▸ Short problem 1
Print the blog post below about the Brazilian laptop project in full, word for word.

Thursday, November 29, 2012

Brazilian Laptop Project

This week my technical editing class covered cross-cultural communication. It seemed appropriate to share a professional international success story, especially one that sounds so much better here than the one-liner version on my résumé.

My last corporate project launched the first mobile product delivered to a Brazil local market for Compaq Computer Corporation (now Hewlett-Packard) in 2000. Pulling together a team comprised of third-party Taiwanese suppliers, ego-centric American product developers, proud Brazilian engineers and factory planners, a patriarchal Brazilian sales force and reporting to a Mexican national executive, we began the arduous task of building the first branded laptop in the country.
Brazil has one of the most complicated taxing structures in the world, raising the street price on laptops by more than US $1000. All components were historically manufactured and assembled into finished products by a third-party vendor in Taiwan, a role they were invested in retaining in full. The goal was to buy unassembled components and ship to our local factory for build; a role the Brazilians felt was their overdue right. Spanning twelve-hour time differences, four primary languages, and three continents, together we succeed in bringing a Brazilian-built laptop to the retail market on schedule.

▸ Given records
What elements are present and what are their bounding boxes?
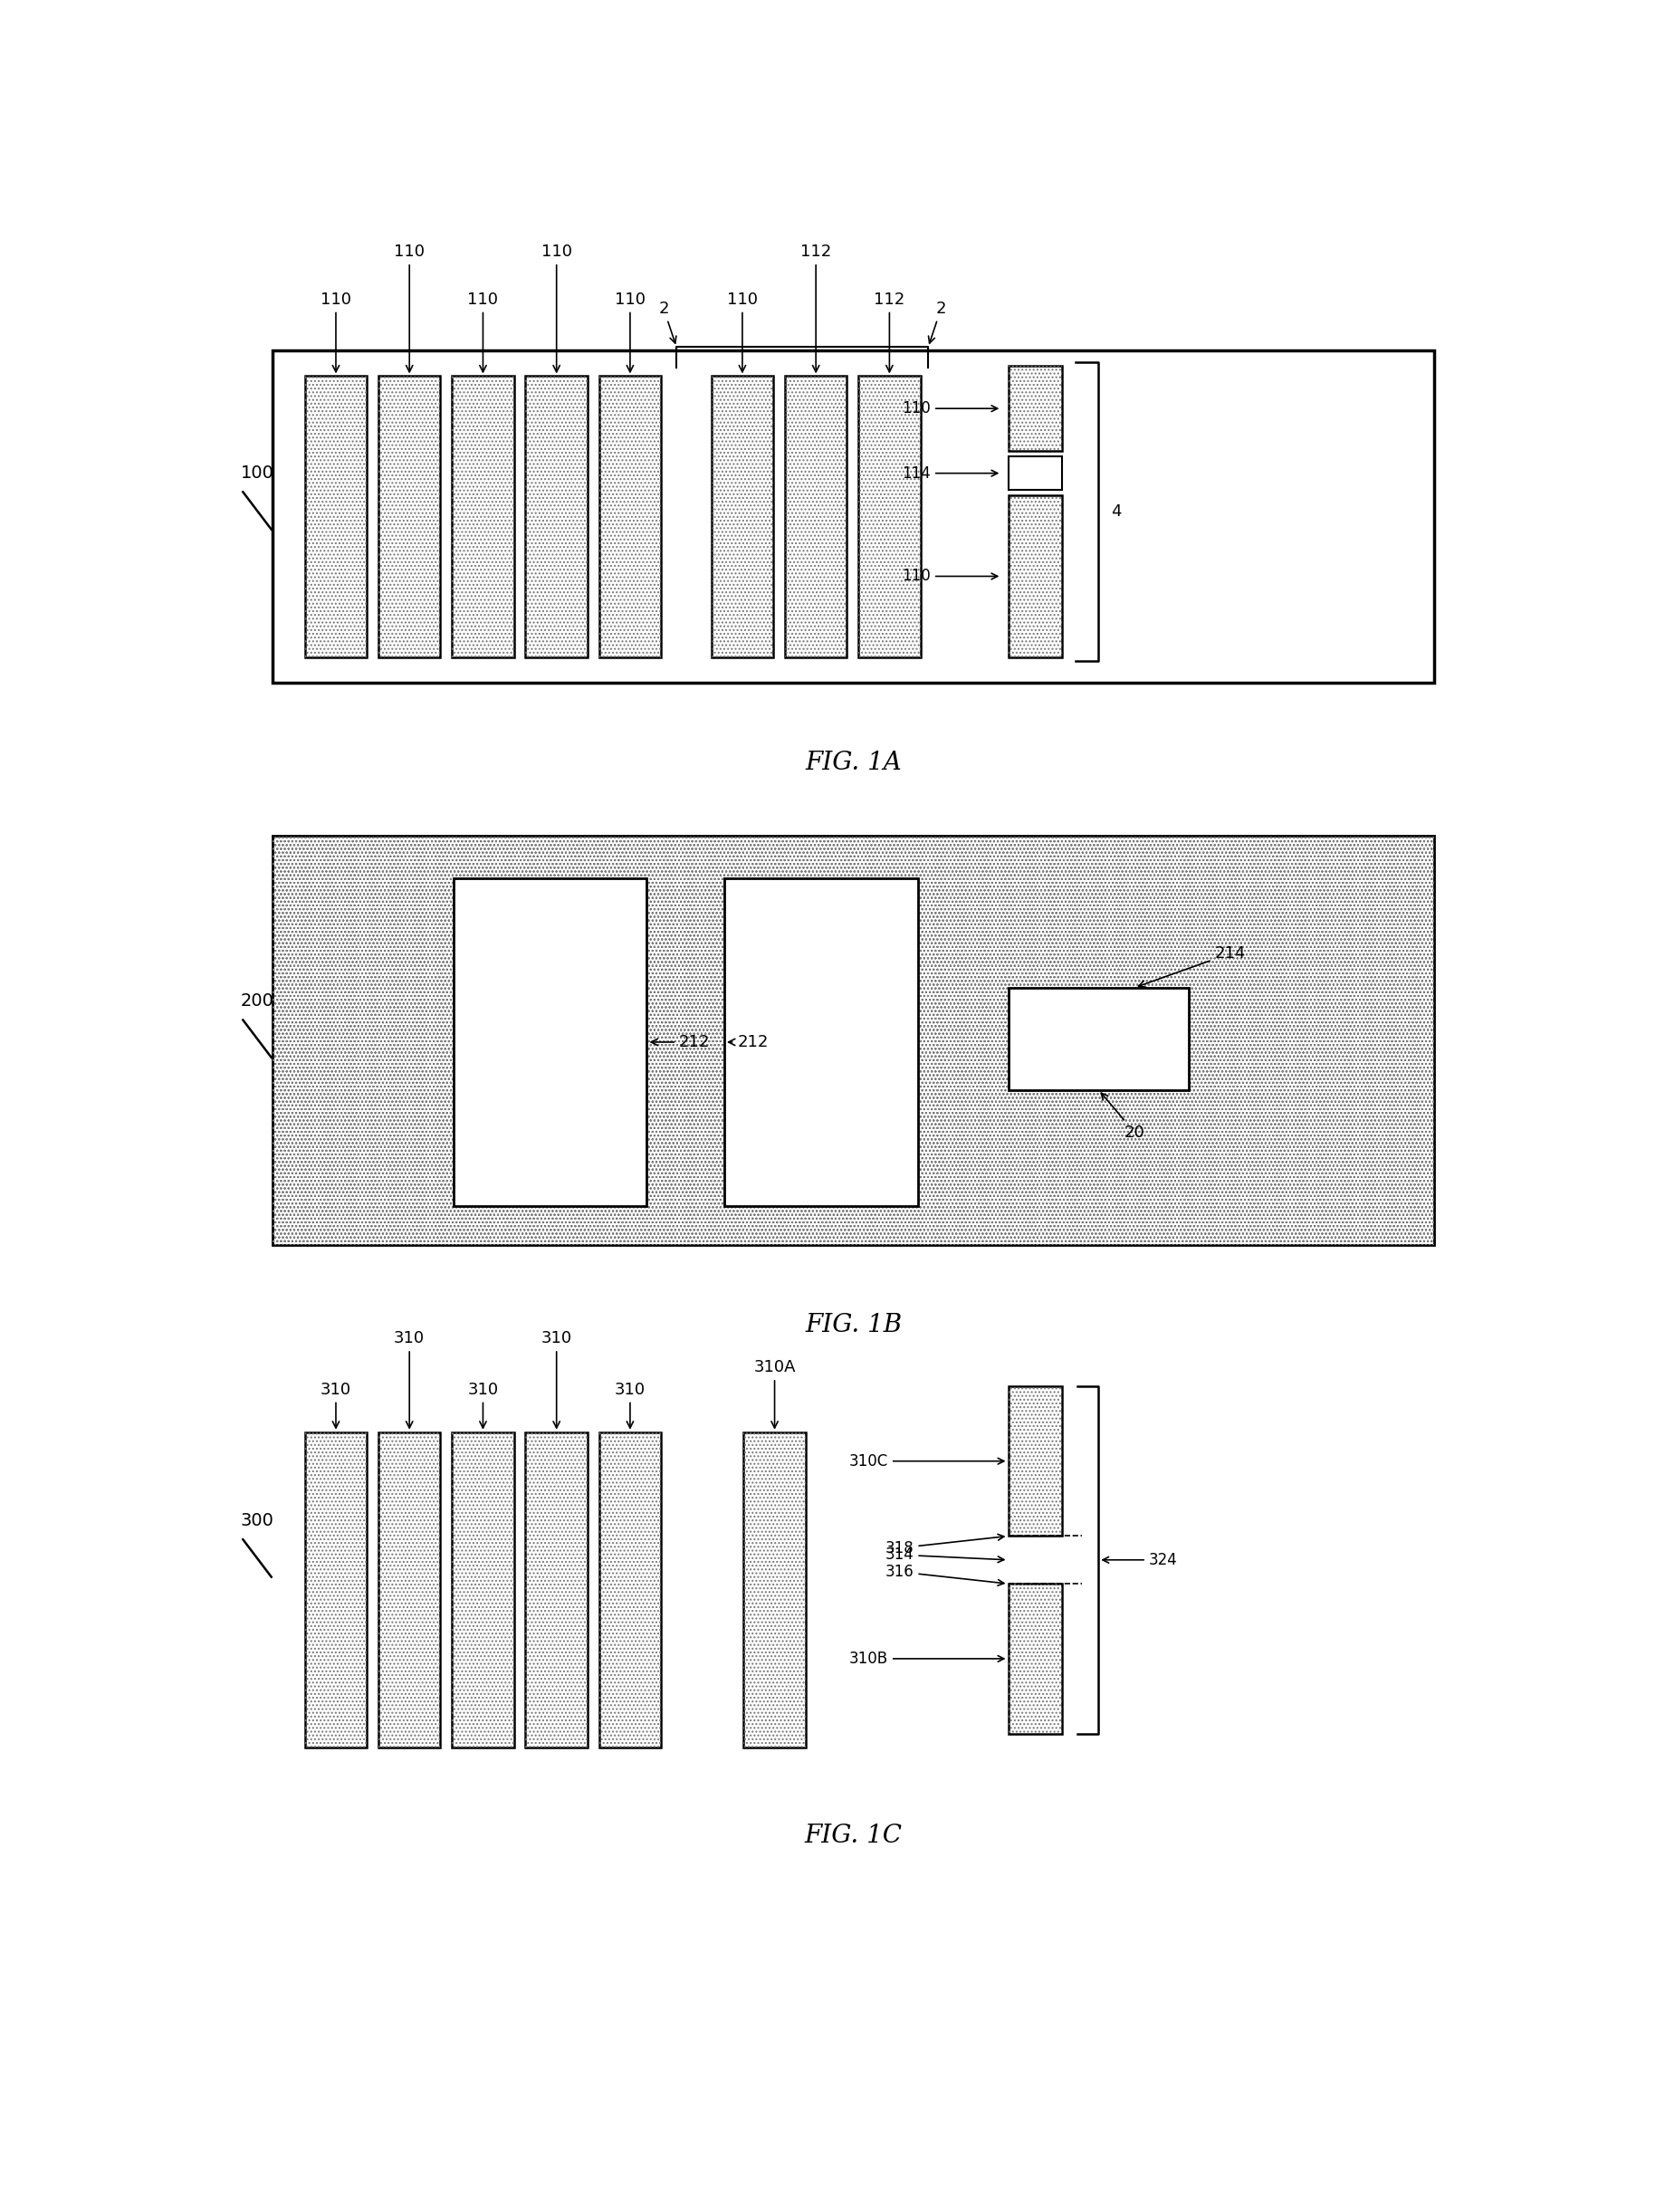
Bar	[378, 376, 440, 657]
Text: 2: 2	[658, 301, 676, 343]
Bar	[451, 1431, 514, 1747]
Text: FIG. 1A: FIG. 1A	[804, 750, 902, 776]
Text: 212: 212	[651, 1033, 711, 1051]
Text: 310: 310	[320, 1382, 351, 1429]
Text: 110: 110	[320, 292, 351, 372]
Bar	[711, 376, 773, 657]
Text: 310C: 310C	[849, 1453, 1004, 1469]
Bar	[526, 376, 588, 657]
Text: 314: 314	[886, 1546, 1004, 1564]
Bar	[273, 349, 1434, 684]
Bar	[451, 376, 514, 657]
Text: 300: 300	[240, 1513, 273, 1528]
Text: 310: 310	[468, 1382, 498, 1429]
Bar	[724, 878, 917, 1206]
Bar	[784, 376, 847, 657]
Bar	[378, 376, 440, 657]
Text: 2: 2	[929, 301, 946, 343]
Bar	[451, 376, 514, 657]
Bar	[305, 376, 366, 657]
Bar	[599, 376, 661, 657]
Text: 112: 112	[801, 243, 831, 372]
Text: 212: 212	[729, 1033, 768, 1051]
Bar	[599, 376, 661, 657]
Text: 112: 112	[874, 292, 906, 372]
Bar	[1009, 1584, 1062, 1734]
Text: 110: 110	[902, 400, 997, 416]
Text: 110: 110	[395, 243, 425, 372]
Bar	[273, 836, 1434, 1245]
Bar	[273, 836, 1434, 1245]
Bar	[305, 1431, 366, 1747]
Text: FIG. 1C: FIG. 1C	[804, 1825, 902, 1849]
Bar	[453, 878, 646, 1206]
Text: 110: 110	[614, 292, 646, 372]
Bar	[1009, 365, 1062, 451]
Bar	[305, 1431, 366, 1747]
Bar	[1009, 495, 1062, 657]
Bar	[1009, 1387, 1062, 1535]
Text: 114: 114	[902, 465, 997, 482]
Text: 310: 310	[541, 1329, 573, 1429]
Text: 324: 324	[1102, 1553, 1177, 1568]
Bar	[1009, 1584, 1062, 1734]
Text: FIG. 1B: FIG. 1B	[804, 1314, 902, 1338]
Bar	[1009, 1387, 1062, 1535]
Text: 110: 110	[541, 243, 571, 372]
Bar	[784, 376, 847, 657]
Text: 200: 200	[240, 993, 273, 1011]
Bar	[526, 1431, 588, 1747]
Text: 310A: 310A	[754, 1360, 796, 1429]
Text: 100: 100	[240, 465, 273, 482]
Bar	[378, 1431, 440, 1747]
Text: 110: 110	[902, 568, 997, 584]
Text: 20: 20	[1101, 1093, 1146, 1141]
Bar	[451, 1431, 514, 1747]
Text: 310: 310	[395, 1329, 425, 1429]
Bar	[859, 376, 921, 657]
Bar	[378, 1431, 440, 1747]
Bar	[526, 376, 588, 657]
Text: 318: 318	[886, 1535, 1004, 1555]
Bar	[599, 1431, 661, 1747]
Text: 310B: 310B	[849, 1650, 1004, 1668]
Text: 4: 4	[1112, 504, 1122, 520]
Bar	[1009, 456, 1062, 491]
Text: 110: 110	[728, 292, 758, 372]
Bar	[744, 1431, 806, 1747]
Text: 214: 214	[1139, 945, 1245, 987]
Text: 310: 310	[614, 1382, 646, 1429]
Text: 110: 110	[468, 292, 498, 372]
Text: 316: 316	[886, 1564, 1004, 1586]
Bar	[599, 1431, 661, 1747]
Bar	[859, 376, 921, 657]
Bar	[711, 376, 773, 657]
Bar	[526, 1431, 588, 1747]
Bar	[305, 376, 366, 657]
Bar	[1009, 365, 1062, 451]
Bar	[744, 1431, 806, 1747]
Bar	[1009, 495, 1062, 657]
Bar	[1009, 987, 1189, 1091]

==

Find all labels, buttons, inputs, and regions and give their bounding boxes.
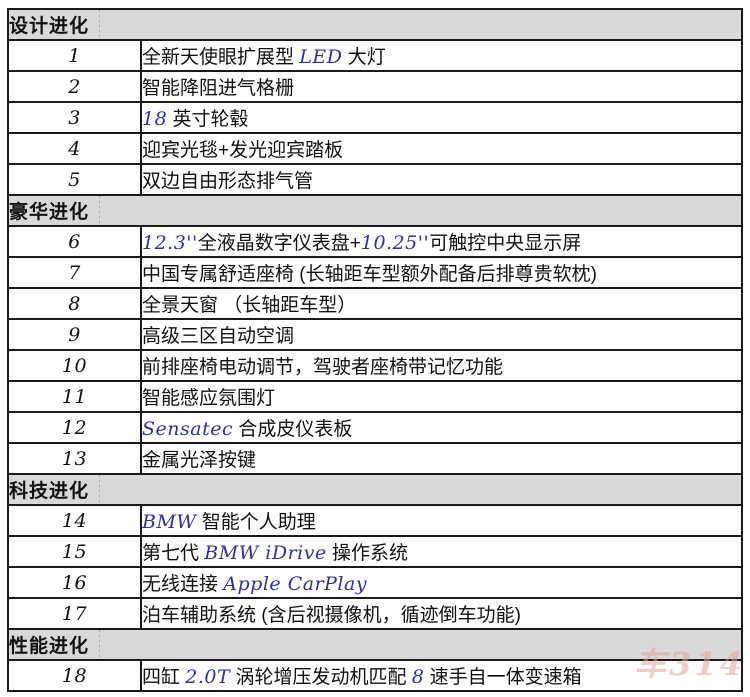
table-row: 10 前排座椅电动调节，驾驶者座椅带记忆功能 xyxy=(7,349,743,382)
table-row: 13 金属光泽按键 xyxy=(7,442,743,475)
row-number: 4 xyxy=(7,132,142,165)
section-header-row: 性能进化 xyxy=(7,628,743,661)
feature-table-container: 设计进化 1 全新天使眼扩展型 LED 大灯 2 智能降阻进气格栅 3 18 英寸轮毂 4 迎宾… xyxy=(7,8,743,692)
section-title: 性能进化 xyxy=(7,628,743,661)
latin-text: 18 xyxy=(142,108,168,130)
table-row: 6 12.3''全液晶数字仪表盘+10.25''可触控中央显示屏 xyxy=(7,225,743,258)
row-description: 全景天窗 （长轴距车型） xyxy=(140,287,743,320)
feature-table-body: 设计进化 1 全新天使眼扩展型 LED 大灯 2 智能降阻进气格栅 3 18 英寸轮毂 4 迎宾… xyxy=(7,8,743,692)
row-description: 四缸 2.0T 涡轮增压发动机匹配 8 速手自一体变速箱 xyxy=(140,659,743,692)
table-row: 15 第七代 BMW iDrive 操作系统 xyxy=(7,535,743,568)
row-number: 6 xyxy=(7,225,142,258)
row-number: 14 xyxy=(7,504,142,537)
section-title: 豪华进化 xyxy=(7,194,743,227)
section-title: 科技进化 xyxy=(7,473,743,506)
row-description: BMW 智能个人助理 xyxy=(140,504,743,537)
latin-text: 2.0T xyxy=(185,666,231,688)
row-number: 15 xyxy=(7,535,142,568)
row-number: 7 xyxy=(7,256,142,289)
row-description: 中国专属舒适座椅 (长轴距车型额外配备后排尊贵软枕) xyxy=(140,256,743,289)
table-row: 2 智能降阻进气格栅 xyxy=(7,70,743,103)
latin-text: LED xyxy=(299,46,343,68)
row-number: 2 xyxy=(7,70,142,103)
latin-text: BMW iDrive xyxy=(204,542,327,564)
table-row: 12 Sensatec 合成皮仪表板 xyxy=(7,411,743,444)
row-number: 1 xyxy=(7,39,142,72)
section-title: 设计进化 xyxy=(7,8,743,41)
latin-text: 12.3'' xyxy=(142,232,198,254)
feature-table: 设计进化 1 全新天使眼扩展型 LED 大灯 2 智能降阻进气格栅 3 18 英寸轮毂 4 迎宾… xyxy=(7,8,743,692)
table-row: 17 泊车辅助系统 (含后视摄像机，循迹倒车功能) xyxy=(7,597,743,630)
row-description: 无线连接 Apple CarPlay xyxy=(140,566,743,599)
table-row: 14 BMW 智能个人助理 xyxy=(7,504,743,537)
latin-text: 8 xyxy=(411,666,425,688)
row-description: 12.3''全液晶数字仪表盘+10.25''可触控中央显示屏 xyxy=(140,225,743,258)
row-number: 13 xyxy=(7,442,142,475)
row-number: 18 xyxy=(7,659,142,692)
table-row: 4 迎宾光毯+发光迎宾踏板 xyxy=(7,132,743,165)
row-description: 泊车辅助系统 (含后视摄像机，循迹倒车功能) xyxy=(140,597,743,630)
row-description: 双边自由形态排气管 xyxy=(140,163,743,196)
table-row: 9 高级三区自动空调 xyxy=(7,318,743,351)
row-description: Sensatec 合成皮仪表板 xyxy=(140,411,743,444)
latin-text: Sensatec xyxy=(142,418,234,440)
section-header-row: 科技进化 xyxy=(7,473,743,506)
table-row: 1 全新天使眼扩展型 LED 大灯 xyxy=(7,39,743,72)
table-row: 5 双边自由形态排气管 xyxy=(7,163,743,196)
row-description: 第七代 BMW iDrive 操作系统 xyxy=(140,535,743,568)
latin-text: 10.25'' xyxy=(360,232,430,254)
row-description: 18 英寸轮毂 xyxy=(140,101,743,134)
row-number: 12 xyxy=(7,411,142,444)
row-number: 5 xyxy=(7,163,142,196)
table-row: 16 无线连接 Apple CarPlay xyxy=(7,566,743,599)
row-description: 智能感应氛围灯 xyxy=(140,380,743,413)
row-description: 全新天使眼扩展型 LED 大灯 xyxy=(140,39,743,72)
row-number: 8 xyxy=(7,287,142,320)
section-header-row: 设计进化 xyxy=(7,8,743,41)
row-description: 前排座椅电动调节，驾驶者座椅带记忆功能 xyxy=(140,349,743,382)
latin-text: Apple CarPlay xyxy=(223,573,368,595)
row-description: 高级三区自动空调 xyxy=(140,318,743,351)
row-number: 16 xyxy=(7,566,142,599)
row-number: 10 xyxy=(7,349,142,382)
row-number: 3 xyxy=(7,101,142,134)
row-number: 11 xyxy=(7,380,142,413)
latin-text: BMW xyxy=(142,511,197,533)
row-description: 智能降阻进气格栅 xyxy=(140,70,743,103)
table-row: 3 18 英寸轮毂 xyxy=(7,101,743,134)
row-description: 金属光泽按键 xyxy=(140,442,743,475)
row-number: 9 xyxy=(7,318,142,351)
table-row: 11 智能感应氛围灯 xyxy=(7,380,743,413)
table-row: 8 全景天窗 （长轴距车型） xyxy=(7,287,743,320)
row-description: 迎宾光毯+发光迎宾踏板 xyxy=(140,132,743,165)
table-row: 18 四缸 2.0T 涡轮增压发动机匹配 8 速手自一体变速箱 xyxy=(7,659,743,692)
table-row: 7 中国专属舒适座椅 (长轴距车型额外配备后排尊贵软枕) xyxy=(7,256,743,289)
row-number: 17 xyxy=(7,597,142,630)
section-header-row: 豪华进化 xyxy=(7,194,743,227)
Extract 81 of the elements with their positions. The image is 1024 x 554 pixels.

--

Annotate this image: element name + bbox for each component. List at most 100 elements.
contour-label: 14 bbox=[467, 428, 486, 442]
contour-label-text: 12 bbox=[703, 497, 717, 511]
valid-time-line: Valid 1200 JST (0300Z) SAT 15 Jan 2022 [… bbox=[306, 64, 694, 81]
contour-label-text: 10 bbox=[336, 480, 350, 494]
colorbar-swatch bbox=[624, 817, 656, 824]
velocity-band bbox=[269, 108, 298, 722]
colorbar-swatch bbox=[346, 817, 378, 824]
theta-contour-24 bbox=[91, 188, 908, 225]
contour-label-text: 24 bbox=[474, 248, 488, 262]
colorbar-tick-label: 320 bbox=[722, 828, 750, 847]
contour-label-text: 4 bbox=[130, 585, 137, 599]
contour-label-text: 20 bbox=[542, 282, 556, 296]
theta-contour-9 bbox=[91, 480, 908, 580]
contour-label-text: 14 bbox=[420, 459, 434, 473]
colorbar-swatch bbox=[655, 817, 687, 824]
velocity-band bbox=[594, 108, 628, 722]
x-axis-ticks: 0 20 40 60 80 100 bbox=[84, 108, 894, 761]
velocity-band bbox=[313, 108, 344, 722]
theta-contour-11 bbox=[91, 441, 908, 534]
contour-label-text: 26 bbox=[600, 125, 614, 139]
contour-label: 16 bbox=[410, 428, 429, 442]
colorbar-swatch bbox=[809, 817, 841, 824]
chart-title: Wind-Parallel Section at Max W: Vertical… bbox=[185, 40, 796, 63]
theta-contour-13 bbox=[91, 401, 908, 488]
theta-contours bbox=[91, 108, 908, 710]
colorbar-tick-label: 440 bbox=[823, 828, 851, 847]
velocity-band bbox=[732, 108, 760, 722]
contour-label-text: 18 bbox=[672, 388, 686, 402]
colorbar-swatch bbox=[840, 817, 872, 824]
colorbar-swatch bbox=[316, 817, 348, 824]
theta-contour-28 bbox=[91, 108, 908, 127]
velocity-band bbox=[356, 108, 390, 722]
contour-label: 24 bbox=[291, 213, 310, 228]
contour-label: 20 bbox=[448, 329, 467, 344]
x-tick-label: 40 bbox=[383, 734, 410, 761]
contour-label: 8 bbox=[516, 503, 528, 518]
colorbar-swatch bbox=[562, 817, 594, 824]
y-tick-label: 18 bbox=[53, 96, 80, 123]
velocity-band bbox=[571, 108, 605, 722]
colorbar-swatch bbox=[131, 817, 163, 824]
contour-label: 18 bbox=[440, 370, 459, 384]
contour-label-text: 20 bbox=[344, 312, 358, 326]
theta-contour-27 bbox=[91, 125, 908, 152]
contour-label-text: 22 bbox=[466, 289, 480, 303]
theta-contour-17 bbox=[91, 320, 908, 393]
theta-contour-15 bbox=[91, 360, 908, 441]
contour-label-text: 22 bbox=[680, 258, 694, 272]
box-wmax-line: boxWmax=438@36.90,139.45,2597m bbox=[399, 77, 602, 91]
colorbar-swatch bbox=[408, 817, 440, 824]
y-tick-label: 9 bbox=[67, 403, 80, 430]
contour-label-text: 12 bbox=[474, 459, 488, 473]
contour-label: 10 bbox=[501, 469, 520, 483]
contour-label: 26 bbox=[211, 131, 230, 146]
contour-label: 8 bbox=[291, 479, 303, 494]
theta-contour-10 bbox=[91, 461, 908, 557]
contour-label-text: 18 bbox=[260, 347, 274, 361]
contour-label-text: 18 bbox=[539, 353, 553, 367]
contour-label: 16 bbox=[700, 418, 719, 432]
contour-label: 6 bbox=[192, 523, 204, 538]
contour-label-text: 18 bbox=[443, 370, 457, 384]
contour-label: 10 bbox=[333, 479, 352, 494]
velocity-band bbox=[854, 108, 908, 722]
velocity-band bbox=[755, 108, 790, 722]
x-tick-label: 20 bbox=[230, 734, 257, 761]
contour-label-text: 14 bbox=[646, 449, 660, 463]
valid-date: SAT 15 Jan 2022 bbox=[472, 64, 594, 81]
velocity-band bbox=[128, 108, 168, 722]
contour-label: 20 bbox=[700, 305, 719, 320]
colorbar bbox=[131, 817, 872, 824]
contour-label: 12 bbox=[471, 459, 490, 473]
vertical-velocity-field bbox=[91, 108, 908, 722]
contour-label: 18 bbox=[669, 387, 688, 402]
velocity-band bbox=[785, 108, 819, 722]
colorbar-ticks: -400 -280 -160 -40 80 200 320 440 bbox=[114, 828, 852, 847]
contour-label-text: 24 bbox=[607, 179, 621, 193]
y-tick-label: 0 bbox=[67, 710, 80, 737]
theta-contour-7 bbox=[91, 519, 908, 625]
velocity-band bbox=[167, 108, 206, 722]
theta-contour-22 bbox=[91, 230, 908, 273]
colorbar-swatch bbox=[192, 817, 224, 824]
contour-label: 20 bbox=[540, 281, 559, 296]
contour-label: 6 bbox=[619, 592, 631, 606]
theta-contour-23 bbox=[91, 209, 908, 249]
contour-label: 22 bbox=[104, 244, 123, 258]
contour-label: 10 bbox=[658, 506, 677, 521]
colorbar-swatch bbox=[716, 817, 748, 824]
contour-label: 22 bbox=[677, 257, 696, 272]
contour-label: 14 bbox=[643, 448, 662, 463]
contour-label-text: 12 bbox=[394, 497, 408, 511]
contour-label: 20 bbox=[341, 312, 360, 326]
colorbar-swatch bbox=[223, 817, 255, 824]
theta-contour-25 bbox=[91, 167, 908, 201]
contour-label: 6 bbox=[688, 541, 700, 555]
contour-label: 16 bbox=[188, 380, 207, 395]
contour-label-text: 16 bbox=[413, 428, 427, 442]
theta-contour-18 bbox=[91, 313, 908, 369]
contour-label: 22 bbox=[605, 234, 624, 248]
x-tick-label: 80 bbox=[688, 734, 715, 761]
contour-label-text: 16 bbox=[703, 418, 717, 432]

▸ Short problem 2
Output the section of the listing that opens with the line containing "table-row: 10 前排座椅电动调节，驾驶者座椅带记忆功能" and closes with the line containing "latin-text: BMW iDrive xyxy=(204,542,327,564)", both lines included. Copy each line verbatim and give nothing else.

▸ Written answer 1
Thursday, November 29, 2012

Brazilian Laptop Project

This week my technical editing class covered cross-cultural communication. It seemed appropriate to share a professional international success story, especially one that sounds so much better here than the one-liner version on my résumé.

My last corporate project launched the first mobile product delivered to a Brazil local market for Compaq Computer Corporation (now Hewlett-Packard) in 2000. Pulling together a team comprised of third-party Taiwanese suppliers, ego-centric American product developers, proud Brazilian engineers and factory planners, a patriarchal Brazilian sales force and reporting to a Mexican national executive, we began the arduous task of building the first branded laptop in the country.
Brazil has one of the most complicated taxing structures in the world, raising the street price on laptops by more than US $1000. All components were historically manufactured and assembled into finished products by a third-party vendor in Taiwan, a role they were invested in retaining in full. The goal was to buy unassembled components and ship to our local factory for build; a role the Brazilians felt was their overdue right. Spanning twelve-hour time differences, four primary languages, and three continents, together we succeed in bringing a Brazilian-built laptop to the retail market on schedule.

▸ Written answer 2
table-row: 10 前排座椅电动调节，驾驶者座椅带记忆功能 xyxy=(7,349,743,382)
table-row: 13 金属光泽按键 xyxy=(7,442,743,475)
row-number: 4 xyxy=(7,132,142,165)
section-header-row: 性能进化 xyxy=(7,628,743,661)
feature-table-container: 设计进化 1 全新天使眼扩展型 LED 大灯 2 智能降阻进气格栅 3 18 英寸轮毂 4 迎宾… xyxy=(7,8,743,692)
section-title: 性能进化 xyxy=(7,628,743,661)
latin-text: 18 xyxy=(142,108,168,130)
table-row: 6 12.3''全液晶数字仪表盘+10.25''可触控中央显示屏 xyxy=(7,225,743,258)
row-description: 全景天窗 （长轴距车型） xyxy=(140,287,743,320)
feature-table-body: 设计进化 1 全新天使眼扩展型 LED 大灯 2 智能降阻进气格栅 3 18 英寸轮毂 4 迎宾… xyxy=(7,8,743,692)
row-description: 四缸 2.0T 涡轮增压发动机匹配 8 速手自一体变速箱 xyxy=(140,659,743,692)
table-row: 15 第七代 BMW iDrive 操作系统 xyxy=(7,535,743,568)
row-number: 6 xyxy=(7,225,142,258)
row-number: 14 xyxy=(7,504,142,537)
section-title: 豪华进化 xyxy=(7,194,743,227)
section-title: 科技进化 xyxy=(7,473,743,506)
row-description: BMW 智能个人助理 xyxy=(140,504,743,537)
latin-text: 2.0T xyxy=(185,666,231,688)
row-number: 15 xyxy=(7,535,142,568)
row-number: 7 xyxy=(7,256,142,289)
row-description: 中国专属舒适座椅 (长轴距车型额外配备后排尊贵软枕) xyxy=(140,256,743,289)
table-row: 2 智能降阻进气格栅 xyxy=(7,70,743,103)
latin-text: LED xyxy=(299,46,343,68)
row-number: 2 xyxy=(7,70,142,103)
latin-text: BMW iDrive xyxy=(204,542,327,564)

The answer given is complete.